_SHORT PROBLEM_. Repeat every line below exactly as it reads.
___ EXTRACTED DATA
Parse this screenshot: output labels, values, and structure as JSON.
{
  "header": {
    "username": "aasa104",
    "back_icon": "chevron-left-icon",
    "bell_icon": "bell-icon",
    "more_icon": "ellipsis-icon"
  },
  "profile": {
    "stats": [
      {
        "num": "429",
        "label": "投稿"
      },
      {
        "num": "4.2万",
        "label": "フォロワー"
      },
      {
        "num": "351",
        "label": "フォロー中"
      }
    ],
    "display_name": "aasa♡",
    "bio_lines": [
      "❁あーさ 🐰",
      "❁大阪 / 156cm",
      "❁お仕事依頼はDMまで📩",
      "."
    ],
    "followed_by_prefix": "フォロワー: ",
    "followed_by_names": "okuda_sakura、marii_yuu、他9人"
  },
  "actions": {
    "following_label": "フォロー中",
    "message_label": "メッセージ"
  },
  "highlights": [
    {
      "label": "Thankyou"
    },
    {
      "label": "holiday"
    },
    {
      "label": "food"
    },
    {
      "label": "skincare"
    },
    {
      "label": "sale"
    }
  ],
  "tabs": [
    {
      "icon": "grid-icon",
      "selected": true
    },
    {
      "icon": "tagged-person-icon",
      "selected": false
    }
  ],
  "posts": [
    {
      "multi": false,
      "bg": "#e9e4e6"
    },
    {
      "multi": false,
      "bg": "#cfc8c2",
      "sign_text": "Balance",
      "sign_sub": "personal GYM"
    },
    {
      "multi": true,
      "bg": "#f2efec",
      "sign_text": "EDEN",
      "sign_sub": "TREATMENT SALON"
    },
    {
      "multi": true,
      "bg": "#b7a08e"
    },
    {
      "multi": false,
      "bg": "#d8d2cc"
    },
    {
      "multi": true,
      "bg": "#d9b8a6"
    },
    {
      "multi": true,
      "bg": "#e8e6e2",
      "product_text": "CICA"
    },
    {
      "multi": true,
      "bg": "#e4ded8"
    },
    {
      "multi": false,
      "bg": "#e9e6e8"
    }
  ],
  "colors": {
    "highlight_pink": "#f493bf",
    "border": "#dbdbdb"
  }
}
______
_EXPECTED OUTPUT_.
Parse this screenshot: output labels, values, and structure as JSON.
{
  "header": {
    "username": "aasa104",
    "back_icon": "chevron-left-icon",
    "bell_icon": "bell-icon",
    "more_icon": "ellipsis-icon"
  },
  "profile": {
    "stats": [
      {
        "num": "429",
        "label": "投稿"
      },
      {
        "num": "4.2万",
        "label": "フォロワー"
      },
      {
        "num": "351",
        "label": "フォロー中"
      }
    ],
    "display_name": "aasa♡",
    "bio_lines": [
      "❁あーさ 🐰",
      "❁大阪 / 156cm",
      "❁お仕事依頼はDMまで📩",
      "."
    ],
    "followed_by_prefix": "フォロワー: ",
    "followed_by_names": "okuda_sakura、marii_yuu、他9人"
  },
  "actions": {
    "following_label": "フォロー中",
    "message_label": "メッセージ"
  },
  "highlights": [
    {
      "label": "Thankyou"
    },
    {
      "label": "holiday"
    },
    {
      "label": "food"
    },
    {
      "label": "skincare"
    },
    {
      "label": "sale"
    }
  ],
  "tabs": [
    {
      "icon": "grid-icon",
      "selected": true
    },
    {
      "icon": "tagged-person-icon",
      "selected": false
    }
  ],
  "posts": [
    {
      "multi": false,
      "bg": "#e9e4e6"
    },
    {
      "multi": false,
      "bg": "#cfc8c2",
      "sign_text": "Balance",
      "sign_sub": "personal GYM"
    },
    {
      "multi": true,
      "bg": "#f2efec",
      "sign_text": "EDEN",
      "sign_sub": "TREATMENT SALON"
    },
    {
      "multi": true,
      "bg": "#b7a08e"
    },
    {
      "multi": false,
      "bg": "#d8d2cc"
    },
    {
      "multi": true,
      "bg": "#d9b8a6"
    },
    {
      "multi": true,
      "bg": "#e8e6e2",
      "product_text": "CICA"
    },
    {
      "multi": true,
      "bg": "#e4ded8"
    },
    {
      "multi": false,
      "bg": "#e9e6e8"
    }
  ],
  "colors": {
    "highlight_pink": "#f493bf",
    "border": "#dbdbdb"
  }
}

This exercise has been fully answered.